TASK GOAL>
Copy out all of the data below with no alterations.

## Begin ITEMS

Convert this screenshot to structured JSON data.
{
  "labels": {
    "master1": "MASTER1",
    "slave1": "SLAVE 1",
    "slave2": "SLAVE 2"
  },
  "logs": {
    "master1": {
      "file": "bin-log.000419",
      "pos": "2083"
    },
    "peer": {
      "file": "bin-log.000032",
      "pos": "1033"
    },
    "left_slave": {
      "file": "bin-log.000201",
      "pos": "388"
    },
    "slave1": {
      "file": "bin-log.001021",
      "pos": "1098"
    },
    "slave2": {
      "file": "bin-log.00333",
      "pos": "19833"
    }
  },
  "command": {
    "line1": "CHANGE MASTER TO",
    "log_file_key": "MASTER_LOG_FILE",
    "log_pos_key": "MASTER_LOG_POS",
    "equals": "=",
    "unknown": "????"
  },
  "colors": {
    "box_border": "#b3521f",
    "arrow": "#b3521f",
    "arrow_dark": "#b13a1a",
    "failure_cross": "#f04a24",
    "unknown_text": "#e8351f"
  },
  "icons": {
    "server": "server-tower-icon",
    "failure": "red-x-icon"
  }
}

## End ITEMS

EXPECTED ANSWER>
Convert this screenshot to structured JSON data.
{
  "labels": {
    "master1": "MASTER1",
    "slave1": "SLAVE 1",
    "slave2": "SLAVE 2"
  },
  "logs": {
    "master1": {
      "file": "bin-log.000419",
      "pos": "2083"
    },
    "peer": {
      "file": "bin-log.000032",
      "pos": "1033"
    },
    "left_slave": {
      "file": "bin-log.000201",
      "pos": "388"
    },
    "slave1": {
      "file": "bin-log.001021",
      "pos": "1098"
    },
    "slave2": {
      "file": "bin-log.00333",
      "pos": "19833"
    }
  },
  "command": {
    "line1": "CHANGE MASTER TO",
    "log_file_key": "MASTER_LOG_FILE",
    "log_pos_key": "MASTER_LOG_POS",
    "equals": "=",
    "unknown": "????"
  },
  "colors": {
    "box_border": "#b3521f",
    "arrow": "#b3521f",
    "arrow_dark": "#b13a1a",
    "failure_cross": "#f04a24",
    "unknown_text": "#e8351f"
  },
  "icons": {
    "server": "server-tower-icon",
    "failure": "red-x-icon"
  }
}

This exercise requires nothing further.